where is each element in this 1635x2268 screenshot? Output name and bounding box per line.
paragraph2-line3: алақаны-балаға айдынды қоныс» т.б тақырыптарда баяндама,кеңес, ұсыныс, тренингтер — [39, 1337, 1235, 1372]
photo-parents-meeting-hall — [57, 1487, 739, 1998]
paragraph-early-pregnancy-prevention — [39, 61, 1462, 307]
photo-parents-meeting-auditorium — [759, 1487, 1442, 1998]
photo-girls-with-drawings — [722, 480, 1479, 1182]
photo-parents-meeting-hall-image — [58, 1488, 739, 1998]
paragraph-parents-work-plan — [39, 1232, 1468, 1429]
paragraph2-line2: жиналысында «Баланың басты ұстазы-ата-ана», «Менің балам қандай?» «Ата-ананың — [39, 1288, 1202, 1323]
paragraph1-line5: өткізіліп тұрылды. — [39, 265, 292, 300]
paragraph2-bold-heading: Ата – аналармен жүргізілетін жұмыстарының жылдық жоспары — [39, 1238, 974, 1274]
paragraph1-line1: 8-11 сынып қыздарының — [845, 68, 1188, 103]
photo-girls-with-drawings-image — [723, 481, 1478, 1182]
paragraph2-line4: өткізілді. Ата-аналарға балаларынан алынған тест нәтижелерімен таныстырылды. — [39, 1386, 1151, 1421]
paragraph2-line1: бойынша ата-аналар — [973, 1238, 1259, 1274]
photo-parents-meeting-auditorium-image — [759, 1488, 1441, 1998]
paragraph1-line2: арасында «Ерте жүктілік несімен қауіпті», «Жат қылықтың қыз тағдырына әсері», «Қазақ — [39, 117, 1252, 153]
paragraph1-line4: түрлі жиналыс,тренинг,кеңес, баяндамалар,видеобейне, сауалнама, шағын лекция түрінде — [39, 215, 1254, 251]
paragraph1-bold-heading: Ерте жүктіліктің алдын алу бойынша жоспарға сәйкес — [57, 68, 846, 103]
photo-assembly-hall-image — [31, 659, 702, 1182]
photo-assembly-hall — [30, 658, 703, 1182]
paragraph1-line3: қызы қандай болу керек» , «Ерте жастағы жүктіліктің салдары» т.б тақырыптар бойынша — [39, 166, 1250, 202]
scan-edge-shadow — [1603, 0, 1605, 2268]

## Your task
Copy the material from its first line down to and including the line that contains "paragraph2-line1: бойынша ата-аналар", keeping every line unchanged.

## Answer to this problem
where is each element in this 1635x2268 screenshot? Output name and bounding box per line.
paragraph2-line3: алақаны-балаға айдынды қоныс» т.б тақырыптарда баяндама,кеңес, ұсыныс, тренингтер — [39, 1337, 1235, 1372]
photo-parents-meeting-hall — [57, 1487, 739, 1998]
paragraph-early-pregnancy-prevention — [39, 61, 1462, 307]
photo-parents-meeting-auditorium — [759, 1487, 1442, 1998]
photo-girls-with-drawings — [722, 480, 1479, 1182]
photo-parents-meeting-hall-image — [58, 1488, 739, 1998]
paragraph-parents-work-plan — [39, 1232, 1468, 1429]
paragraph2-line2: жиналысында «Баланың басты ұстазы-ата-ана», «Менің балам қандай?» «Ата-ананың — [39, 1288, 1202, 1323]
paragraph1-line5: өткізіліп тұрылды. — [39, 265, 292, 300]
paragraph2-bold-heading: Ата – аналармен жүргізілетін жұмыстарының жылдық жоспары — [39, 1238, 974, 1274]
paragraph1-line1: 8-11 сынып қыздарының — [845, 68, 1188, 103]
photo-girls-with-drawings-image — [723, 481, 1478, 1182]
paragraph2-line4: өткізілді. Ата-аналарға балаларынан алынған тест нәтижелерімен таныстырылды. — [39, 1386, 1151, 1421]
paragraph2-line1: бойынша ата-аналар — [973, 1238, 1259, 1274]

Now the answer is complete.